→ **Aim**
Extract and list every line that contains the word "address".
## start Provided records
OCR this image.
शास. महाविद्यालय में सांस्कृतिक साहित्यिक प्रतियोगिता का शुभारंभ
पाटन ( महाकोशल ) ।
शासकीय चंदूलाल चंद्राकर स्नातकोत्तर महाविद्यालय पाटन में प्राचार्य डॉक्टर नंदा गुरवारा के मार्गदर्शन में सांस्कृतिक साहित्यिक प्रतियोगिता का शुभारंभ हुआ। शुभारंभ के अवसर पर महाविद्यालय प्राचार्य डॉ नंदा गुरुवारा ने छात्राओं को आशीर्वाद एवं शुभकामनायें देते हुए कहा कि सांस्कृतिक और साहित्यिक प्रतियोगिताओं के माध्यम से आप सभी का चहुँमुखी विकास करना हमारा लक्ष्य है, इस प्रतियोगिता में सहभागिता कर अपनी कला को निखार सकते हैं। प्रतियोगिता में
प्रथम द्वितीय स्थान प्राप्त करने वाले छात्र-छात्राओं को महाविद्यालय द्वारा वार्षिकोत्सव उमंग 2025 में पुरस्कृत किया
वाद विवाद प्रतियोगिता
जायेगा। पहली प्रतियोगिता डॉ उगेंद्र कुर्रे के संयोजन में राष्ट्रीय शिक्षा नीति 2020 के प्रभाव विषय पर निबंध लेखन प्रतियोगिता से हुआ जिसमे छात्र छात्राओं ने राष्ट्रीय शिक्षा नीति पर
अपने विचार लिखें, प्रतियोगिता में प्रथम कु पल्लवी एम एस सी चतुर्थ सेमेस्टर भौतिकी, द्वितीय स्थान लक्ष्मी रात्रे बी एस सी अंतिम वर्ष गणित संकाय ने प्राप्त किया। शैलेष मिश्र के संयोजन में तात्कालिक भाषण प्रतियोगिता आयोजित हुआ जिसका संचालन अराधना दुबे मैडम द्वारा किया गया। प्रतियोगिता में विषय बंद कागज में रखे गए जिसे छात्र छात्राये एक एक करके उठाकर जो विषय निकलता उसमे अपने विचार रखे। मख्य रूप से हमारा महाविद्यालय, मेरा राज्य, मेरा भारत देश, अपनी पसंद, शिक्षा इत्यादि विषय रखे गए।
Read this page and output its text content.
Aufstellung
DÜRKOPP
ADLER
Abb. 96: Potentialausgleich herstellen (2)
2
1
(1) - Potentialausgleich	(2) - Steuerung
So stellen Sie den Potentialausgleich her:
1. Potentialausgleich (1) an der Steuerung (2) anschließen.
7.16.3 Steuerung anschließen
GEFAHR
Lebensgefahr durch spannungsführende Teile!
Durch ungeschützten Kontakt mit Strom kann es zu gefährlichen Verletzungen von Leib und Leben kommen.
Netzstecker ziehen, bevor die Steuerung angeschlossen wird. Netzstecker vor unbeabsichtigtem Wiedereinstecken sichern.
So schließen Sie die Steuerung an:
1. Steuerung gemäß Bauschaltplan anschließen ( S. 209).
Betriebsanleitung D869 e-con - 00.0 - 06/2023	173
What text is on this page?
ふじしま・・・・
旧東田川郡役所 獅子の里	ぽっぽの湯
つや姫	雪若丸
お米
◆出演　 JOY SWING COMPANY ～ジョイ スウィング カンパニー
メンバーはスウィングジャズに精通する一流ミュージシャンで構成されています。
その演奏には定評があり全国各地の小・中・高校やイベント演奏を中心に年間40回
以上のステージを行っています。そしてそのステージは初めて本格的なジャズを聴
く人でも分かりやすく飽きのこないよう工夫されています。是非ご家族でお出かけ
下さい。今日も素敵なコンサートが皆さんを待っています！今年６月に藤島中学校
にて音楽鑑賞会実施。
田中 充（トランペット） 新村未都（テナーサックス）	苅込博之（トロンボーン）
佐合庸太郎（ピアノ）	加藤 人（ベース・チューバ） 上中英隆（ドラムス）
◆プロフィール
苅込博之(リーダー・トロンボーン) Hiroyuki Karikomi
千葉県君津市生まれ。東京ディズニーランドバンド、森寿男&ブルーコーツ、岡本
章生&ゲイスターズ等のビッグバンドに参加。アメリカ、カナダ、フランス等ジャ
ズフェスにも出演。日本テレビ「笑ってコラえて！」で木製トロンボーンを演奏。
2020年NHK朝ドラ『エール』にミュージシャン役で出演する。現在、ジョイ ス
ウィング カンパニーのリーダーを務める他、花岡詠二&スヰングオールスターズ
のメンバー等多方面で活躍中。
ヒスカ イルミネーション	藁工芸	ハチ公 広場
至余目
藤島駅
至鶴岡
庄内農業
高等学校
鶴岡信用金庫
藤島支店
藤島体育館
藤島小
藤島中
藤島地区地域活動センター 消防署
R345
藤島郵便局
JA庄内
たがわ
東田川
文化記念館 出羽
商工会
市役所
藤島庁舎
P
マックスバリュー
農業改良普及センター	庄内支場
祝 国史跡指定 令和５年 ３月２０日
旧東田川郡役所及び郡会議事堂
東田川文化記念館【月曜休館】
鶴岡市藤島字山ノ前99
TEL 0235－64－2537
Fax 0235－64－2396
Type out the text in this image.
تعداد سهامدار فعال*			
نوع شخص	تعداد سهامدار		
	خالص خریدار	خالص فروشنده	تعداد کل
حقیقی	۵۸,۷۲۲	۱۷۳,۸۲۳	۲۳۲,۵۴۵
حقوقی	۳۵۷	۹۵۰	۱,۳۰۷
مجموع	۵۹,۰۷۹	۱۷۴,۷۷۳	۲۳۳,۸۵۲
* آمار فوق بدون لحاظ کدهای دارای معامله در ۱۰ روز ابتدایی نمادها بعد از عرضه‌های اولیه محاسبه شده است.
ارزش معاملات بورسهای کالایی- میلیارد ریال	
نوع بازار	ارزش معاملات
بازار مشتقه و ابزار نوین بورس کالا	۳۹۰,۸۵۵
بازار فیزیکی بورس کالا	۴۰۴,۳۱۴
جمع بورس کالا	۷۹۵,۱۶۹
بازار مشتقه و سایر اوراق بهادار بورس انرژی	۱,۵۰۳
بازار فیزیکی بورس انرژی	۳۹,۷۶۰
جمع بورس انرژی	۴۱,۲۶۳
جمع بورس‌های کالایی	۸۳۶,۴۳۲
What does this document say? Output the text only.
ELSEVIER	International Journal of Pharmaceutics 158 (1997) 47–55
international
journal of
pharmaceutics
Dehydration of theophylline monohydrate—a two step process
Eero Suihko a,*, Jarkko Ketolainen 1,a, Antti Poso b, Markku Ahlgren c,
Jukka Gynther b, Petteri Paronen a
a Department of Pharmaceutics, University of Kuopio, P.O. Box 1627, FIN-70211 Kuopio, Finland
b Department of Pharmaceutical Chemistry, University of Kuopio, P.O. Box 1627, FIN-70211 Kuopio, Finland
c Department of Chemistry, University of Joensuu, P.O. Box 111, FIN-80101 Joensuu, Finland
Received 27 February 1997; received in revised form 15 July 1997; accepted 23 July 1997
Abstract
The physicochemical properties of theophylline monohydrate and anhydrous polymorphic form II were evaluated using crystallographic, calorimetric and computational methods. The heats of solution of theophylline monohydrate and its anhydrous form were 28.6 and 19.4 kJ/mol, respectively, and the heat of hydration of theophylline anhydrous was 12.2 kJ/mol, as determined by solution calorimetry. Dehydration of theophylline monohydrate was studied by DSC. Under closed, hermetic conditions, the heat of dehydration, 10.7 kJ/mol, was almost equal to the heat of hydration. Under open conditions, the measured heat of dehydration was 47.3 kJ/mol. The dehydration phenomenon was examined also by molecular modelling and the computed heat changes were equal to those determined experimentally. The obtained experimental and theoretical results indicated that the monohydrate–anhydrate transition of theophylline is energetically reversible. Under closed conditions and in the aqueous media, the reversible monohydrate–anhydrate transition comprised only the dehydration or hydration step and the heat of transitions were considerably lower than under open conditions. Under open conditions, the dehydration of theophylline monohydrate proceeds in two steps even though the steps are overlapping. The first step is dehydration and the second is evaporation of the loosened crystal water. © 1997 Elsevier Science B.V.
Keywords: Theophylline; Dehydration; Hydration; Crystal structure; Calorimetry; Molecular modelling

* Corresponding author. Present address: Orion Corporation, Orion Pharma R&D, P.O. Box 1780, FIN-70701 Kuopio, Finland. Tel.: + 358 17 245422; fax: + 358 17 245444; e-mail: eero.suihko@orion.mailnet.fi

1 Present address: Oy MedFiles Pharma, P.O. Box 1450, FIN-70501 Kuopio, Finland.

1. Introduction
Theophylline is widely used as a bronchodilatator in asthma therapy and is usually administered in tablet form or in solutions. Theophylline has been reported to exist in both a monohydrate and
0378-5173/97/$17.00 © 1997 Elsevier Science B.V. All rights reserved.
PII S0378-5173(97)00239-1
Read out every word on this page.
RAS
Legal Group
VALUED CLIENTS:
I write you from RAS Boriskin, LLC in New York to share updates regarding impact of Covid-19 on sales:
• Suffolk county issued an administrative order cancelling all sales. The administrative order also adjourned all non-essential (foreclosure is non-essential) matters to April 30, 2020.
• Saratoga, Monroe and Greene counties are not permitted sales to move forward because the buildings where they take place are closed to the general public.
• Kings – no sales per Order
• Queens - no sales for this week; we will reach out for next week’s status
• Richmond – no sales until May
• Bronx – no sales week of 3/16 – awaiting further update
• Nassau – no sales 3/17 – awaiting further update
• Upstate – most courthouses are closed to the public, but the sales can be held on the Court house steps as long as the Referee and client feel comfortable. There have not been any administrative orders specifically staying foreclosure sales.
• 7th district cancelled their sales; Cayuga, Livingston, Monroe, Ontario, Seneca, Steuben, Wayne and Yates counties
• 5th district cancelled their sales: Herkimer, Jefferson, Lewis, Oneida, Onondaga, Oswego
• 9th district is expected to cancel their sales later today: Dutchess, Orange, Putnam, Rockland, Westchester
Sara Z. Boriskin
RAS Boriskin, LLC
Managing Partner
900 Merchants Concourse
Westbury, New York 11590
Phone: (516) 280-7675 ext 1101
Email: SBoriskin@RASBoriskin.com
## end Provided records
→ **Response**
* Corresponding author. Present address: Orion Corporation, Orion Pharma R&D, P.O. Box 1780, FIN-70701 Kuopio, Finland. Tel.: + 358 17 245422; fax: + 358 17 245444; e-mail: eero.suihko@orion.mailnet.fi
1 Present address: Oy MedFiles Pharma, P.O. Box 1450, FIN-70501 Kuopio, Finland.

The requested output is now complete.